Below are records; state how many of their lines hold the word "this", and give only the figure.

▸ **Working data**:
◆ ◆ ◆ ◆

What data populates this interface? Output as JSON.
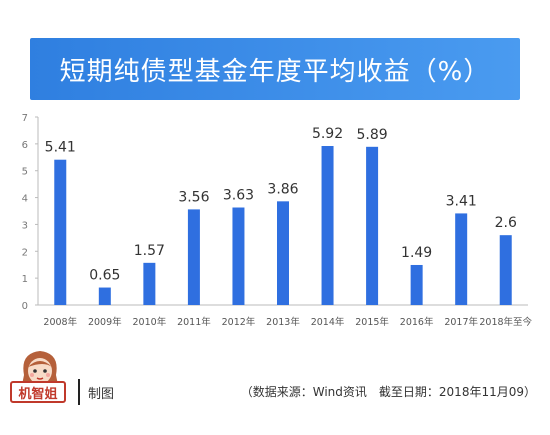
{
  "title": "短期纯债型基金年度平均收益（%）",
  "chart_data": {
    "type": "bar",
    "title": "短期纯债型基金年度平均收益（%）",
    "categories": [
      "2008年",
      "2009年",
      "2010年",
      "2011年",
      "2012年",
      "2013年",
      "2014年",
      "2015年",
      "2016年",
      "2017年",
      "2018年至今"
    ],
    "values": [
      5.41,
      0.65,
      1.57,
      3.56,
      3.63,
      3.86,
      5.92,
      5.89,
      1.49,
      3.41,
      2.6
    ],
    "value_labels": [
      "5.41",
      "0.65",
      "1.57",
      "3.56",
      "3.63",
      "3.86",
      "5.92",
      "5.89",
      "1.49",
      "3.41",
      "2.6"
    ],
    "yticks": [
      "0",
      "1",
      "2",
      "3",
      "4",
      "5",
      "6",
      "7"
    ],
    "ylim": [
      0,
      7
    ],
    "grid": false,
    "bar_color": "#2f6fe0"
  },
  "footer": {
    "brand": "机智姐",
    "made_by": "制图",
    "source": "（数据来源：Wind资讯　截至日期：2018年11月09）"
  },
  "colors": {
    "banner": "#3a8ae8",
    "axis": "#bbbbbb",
    "brand_red": "#c0392b"
  }
}
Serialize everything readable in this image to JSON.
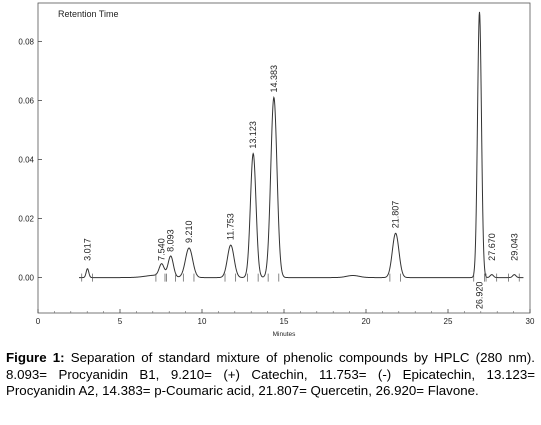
{
  "chart_data": {
    "type": "line",
    "title": "Retention Time",
    "xlabel": "Minutes",
    "ylabel": "",
    "xlim": [
      0,
      30
    ],
    "ylim": [
      -0.012,
      0.093
    ],
    "x_ticks": [
      {
        "value": 0,
        "label": "0"
      },
      {
        "value": 5,
        "label": "5"
      },
      {
        "value": 10,
        "label": "10"
      },
      {
        "value": 15,
        "label": "15"
      },
      {
        "value": 20,
        "label": "20"
      },
      {
        "value": 25,
        "label": "25"
      },
      {
        "value": 30,
        "label": "30"
      }
    ],
    "y_ticks": [
      {
        "value": 0.0,
        "label": "0.00"
      },
      {
        "value": 0.02,
        "label": "0.02"
      },
      {
        "value": 0.04,
        "label": "0.04"
      },
      {
        "value": 0.06,
        "label": "0.06"
      },
      {
        "value": 0.08,
        "label": "0.08"
      }
    ],
    "grid": false,
    "baseline": 0.0,
    "peaks": [
      {
        "rt": 3.017,
        "label": "3.017",
        "height": 0.003,
        "width": 0.08
      },
      {
        "rt": 7.54,
        "label": "7.540",
        "height": 0.004,
        "width": 0.15
      },
      {
        "rt": 8.093,
        "label": "8.093",
        "height": 0.007,
        "width": 0.16
      },
      {
        "rt": 9.21,
        "label": "9.210",
        "height": 0.01,
        "width": 0.22
      },
      {
        "rt": 11.753,
        "label": "11.753",
        "height": 0.011,
        "width": 0.2
      },
      {
        "rt": 13.123,
        "label": "13.123",
        "height": 0.042,
        "width": 0.17
      },
      {
        "rt": 14.383,
        "label": "14.383",
        "height": 0.061,
        "width": 0.19
      },
      {
        "rt": 21.807,
        "label": "21.807",
        "height": 0.015,
        "width": 0.2
      },
      {
        "rt": 26.92,
        "label": "26.920",
        "height": 0.09,
        "width": 0.12
      },
      {
        "rt": 27.67,
        "label": "27.670",
        "height": 0.001,
        "width": 0.1
      },
      {
        "rt": 29.043,
        "label": "29.043",
        "height": 0.001,
        "width": 0.1
      }
    ],
    "line_color": "#333333"
  },
  "caption": {
    "label": "Figure 1:",
    "text": " Separation of standard mixture of phenolic compounds by HPLC (280 nm). 8.093= Procyanidin B1, 9.210= (+) Catechin, 11.753= (-) Epicatechin, 13.123= Procyanidin A2, 14.383= p-Coumaric acid, 21.807= Quercetin, 26.920= Flavone."
  }
}
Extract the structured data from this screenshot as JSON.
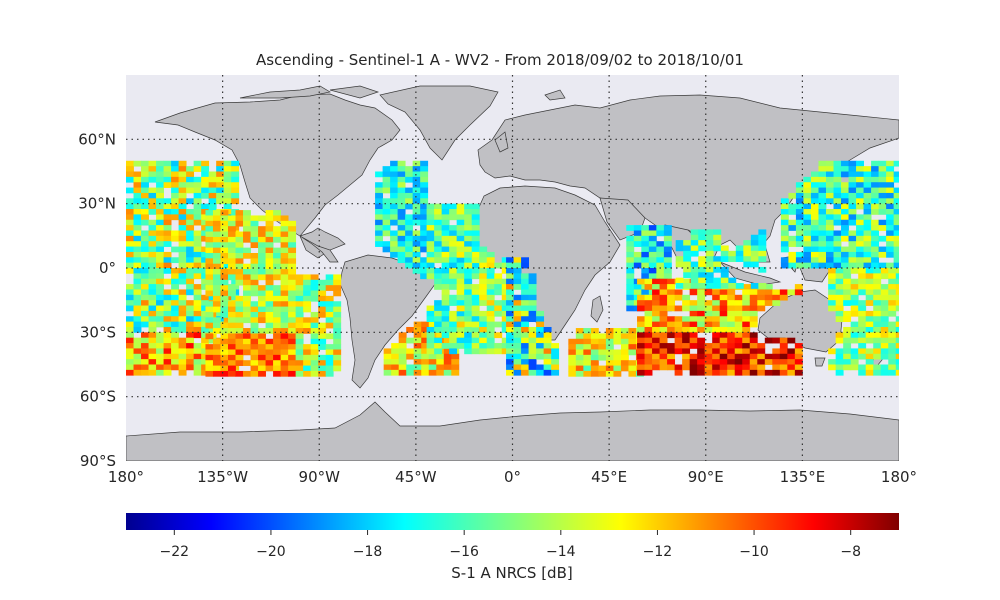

◆ ◆ ◆ ◆

▸ **Result**: 3